--- Start of EXERCISE DATA ---

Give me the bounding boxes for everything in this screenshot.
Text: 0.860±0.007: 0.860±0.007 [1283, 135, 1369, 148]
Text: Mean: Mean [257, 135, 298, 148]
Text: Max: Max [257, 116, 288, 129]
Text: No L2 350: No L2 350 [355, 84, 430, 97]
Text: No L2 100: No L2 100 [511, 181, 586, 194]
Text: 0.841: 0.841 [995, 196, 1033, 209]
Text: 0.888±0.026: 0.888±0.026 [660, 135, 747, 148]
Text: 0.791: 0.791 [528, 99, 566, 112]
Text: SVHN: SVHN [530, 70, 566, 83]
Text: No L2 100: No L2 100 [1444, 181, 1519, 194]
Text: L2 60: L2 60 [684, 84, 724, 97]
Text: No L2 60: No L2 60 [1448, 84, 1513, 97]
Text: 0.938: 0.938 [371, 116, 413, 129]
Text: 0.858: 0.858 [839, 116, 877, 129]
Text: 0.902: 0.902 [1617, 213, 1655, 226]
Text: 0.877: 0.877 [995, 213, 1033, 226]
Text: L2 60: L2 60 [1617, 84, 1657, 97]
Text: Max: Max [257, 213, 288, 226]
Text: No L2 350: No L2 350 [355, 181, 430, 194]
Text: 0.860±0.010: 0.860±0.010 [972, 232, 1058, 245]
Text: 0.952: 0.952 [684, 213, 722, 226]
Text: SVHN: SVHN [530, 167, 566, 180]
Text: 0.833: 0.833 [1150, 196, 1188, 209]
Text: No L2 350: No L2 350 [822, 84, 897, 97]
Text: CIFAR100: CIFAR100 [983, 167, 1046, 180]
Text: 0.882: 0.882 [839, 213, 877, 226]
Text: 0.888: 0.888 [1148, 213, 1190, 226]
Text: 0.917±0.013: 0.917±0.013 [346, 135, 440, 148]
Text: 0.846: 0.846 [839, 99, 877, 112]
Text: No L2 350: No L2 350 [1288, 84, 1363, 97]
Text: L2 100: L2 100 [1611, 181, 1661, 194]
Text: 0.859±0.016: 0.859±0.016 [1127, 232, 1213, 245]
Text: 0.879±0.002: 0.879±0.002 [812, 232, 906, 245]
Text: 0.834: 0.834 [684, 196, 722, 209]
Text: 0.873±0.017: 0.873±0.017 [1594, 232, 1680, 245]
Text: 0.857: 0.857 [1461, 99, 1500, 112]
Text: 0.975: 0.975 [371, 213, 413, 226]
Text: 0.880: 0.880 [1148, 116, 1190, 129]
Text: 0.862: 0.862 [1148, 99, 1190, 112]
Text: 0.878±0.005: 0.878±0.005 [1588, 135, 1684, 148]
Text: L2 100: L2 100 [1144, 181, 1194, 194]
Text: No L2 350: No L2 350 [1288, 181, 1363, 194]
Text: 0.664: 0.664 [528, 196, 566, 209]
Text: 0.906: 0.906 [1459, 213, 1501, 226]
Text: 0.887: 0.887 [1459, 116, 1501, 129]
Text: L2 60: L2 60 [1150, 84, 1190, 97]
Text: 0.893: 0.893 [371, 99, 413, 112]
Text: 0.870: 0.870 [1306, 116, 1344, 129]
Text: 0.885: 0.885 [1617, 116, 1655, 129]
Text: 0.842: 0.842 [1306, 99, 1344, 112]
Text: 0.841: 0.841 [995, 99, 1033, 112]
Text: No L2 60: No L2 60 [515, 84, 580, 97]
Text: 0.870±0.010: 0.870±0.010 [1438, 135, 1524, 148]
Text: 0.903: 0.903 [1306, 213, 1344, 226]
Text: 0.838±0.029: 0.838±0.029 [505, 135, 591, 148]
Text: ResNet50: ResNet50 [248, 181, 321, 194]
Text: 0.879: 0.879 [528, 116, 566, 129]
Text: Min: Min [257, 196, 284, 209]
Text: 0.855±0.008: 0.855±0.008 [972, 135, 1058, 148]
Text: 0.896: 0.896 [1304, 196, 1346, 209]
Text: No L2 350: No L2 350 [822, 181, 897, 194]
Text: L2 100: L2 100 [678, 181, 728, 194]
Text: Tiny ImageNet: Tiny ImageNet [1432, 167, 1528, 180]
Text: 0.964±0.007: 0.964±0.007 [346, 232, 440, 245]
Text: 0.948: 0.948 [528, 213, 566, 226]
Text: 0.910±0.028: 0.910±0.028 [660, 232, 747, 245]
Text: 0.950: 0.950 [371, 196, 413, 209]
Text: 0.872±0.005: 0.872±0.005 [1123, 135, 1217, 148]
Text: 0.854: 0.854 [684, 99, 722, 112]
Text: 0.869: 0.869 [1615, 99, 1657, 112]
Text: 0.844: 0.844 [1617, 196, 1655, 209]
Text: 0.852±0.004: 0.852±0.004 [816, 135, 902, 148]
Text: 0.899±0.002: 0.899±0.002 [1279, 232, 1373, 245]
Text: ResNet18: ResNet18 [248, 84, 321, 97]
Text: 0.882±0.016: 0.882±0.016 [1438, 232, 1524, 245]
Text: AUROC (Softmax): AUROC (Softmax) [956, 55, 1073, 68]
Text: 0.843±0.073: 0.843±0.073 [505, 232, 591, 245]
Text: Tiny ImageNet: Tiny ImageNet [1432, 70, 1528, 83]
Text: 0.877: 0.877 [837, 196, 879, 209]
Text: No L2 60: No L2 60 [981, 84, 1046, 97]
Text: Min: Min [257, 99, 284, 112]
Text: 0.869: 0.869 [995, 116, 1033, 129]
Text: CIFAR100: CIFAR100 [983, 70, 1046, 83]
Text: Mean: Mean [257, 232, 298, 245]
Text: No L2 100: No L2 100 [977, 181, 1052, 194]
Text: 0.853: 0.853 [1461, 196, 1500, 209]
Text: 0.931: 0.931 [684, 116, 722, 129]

--- End of EXERCISE DATA ---

THE PROBLEM -> Can you arrange every line of the listing above as a Markdown table with the columns "Row" and "Entry", numbering the lines in order and leaving out any blank ones?

FINISHED ANSWER ->
| Row | Entry |
|---|---|
| 1 | Give me the bounding boxes for everything in this screenshot. |
| 2 | Text: 0.860±0.007: 0.860±0.007 [1283, 135, 1369, 148] |
| 3 | Text: Mean: Mean [257, 135, 298, 148] |
| 4 | Text: Max: Max [257, 116, 288, 129] |
| 5 | Text: No L2 350: No L2 350 [355, 84, 430, 97] |
| 6 | Text: No L2 100: No L2 100 [511, 181, 586, 194] |
| 7 | Text: 0.841: 0.841 [995, 196, 1033, 209] |
| 8 | Text: 0.888±0.026: 0.888±0.026 [660, 135, 747, 148] |
| 9 | Text: 0.791: 0.791 [528, 99, 566, 112] |
| 10 | Text: SVHN: SVHN [530, 70, 566, 83] |
| 11 | Text: No L2 100: No L2 100 [1444, 181, 1519, 194] |
| 12 | Text: L2 60: L2 60 [684, 84, 724, 97] |
| 13 | Text: No L2 60: No L2 60 [1448, 84, 1513, 97] |
| 14 | Text: 0.938: 0.938 [371, 116, 413, 129] |
| 15 | Text: 0.858: 0.858 [839, 116, 877, 129] |
| 16 | Text: 0.902: 0.902 [1617, 213, 1655, 226] |
| 17 | Text: 0.877: 0.877 [995, 213, 1033, 226] |
| 18 | Text: L2 60: L2 60 [1617, 84, 1657, 97] |
| 19 | Text: Max: Max [257, 213, 288, 226] |
| 20 | Text: No L2 350: No L2 350 [355, 181, 430, 194] |
| 21 | Text: 0.860±0.010: 0.860±0.010 [972, 232, 1058, 245] |
| 22 | Text: 0.952: 0.952 [684, 213, 722, 226] |
| 23 | Text: SVHN: SVHN [530, 167, 566, 180] |
| 24 | Text: 0.833: 0.833 [1150, 196, 1188, 209] |
| 25 | Text: No L2 350: No L2 350 [822, 84, 897, 97] |
| 26 | Text: CIFAR100: CIFAR100 [983, 167, 1046, 180] |
| 27 | Text: 0.882: 0.882 [839, 213, 877, 226] |
| 28 | Text: 0.888: 0.888 [1148, 213, 1190, 226] |
| 29 | Text: 0.917±0.013: 0.917±0.013 [346, 135, 440, 148] |
| 30 | Text: 0.846: 0.846 [839, 99, 877, 112] |
| 31 | Text: No L2 350: No L2 350 [1288, 84, 1363, 97] |
| 32 | Text: L2 100: L2 100 [1611, 181, 1661, 194] |
| 33 | Text: 0.859±0.016: 0.859±0.016 [1127, 232, 1213, 245] |
| 34 | Text: 0.879±0.002: 0.879±0.002 [812, 232, 906, 245] |
| 35 | Text: 0.834: 0.834 [684, 196, 722, 209] |
| 36 | Text: 0.873±0.017: 0.873±0.017 [1594, 232, 1680, 245] |
| 37 | Text: 0.857: 0.857 [1461, 99, 1500, 112] |
| 38 | Text: 0.975: 0.975 [371, 213, 413, 226] |
| 39 | Text: 0.880: 0.880 [1148, 116, 1190, 129] |
| 40 | Text: 0.862: 0.862 [1148, 99, 1190, 112] |
| 41 | Text: 0.878±0.005: 0.878±0.005 [1588, 135, 1684, 148] |
| 42 | Text: L2 100: L2 100 [1144, 181, 1194, 194] |
| 43 | Text: No L2 350: No L2 350 [1288, 181, 1363, 194] |
| 44 | Text: 0.664: 0.664 [528, 196, 566, 209] |
| 45 | Text: 0.906: 0.906 [1459, 213, 1501, 226] |
| 46 | Text: 0.887: 0.887 [1459, 116, 1501, 129] |
| 47 | Text: L2 60: L2 60 [1150, 84, 1190, 97] |
| 48 | Text: 0.893: 0.893 [371, 99, 413, 112] |
| 49 | Text: 0.870: 0.870 [1306, 116, 1344, 129] |
| 50 | Text: 0.885: 0.885 [1617, 116, 1655, 129] |
| 51 | Text: 0.842: 0.842 [1306, 99, 1344, 112] |
| 52 | Text: 0.841: 0.841 [995, 99, 1033, 112] |
| 53 | Text: No L2 60: No L2 60 [515, 84, 580, 97] |
| 54 | Text: 0.870±0.010: 0.870±0.010 [1438, 135, 1524, 148] |
| 55 | Text: 0.903: 0.903 [1306, 213, 1344, 226] |
| 56 | Text: 0.838±0.029: 0.838±0.029 [505, 135, 591, 148] |
| 57 | Text: ResNet50: ResNet50 [248, 181, 321, 194] |
| 58 | Text: 0.879: 0.879 [528, 116, 566, 129] |
| 59 | Text: Min: Min [257, 196, 284, 209] |
| 60 | Text: 0.855±0.008: 0.855±0.008 [972, 135, 1058, 148] |
| 61 | Text: 0.896: 0.896 [1304, 196, 1346, 209] |
| 62 | Text: No L2 350: No L2 350 [822, 181, 897, 194] |
| 63 | Text: L2 100: L2 100 [678, 181, 728, 194] |
| 64 | Text: Tiny ImageNet: Tiny ImageNet [1432, 167, 1528, 180] |
| 65 | Text: 0.964±0.007: 0.964±0.007 [346, 232, 440, 245] |
| 66 | Text: 0.948: 0.948 [528, 213, 566, 226] |
| 67 | Text: 0.910±0.028: 0.910±0.028 [660, 232, 747, 245] |
| 68 | Text: 0.950: 0.950 [371, 196, 413, 209] |
| 69 | Text: 0.872±0.005: 0.872±0.005 [1123, 135, 1217, 148] |
| 70 | Text: 0.854: 0.854 [684, 99, 722, 112] |
| 71 | Text: 0.869: 0.869 [1615, 99, 1657, 112] |
| 72 | Text: 0.844: 0.844 [1617, 196, 1655, 209] |
| 73 | Text: 0.852±0.004: 0.852±0.004 [816, 135, 902, 148] |
| 74 | Text: 0.899±0.002: 0.899±0.002 [1279, 232, 1373, 245] |
| 75 | Text: ResNet18: ResNet18 [248, 84, 321, 97] |
| 76 | Text: 0.882±0.016: 0.882±0.016 [1438, 232, 1524, 245] |
| 77 | Text: AUROC (Softmax): AUROC (Softmax) [956, 55, 1073, 68] |
| 78 | Text: 0.843±0.073: 0.843±0.073 [505, 232, 591, 245] |
| 79 | Text: Tiny ImageNet: Tiny ImageNet [1432, 70, 1528, 83] |
| 80 | Text: 0.877: 0.877 [837, 196, 879, 209] |
| 81 | Text: No L2 60: No L2 60 [981, 84, 1046, 97] |
| 82 | Text: Min: Min [257, 99, 284, 112] |
| 83 | Text: 0.869: 0.869 [995, 116, 1033, 129] |
| 84 | Text: CIFAR100: CIFAR100 [983, 70, 1046, 83] |
| 85 | Text: Mean: Mean [257, 232, 298, 245] |
| 86 | Text: No L2 100: No L2 100 [977, 181, 1052, 194] |
| 87 | Text: 0.853: 0.853 [1461, 196, 1500, 209] |
| 88 | Text: 0.931: 0.931 [684, 116, 722, 129] |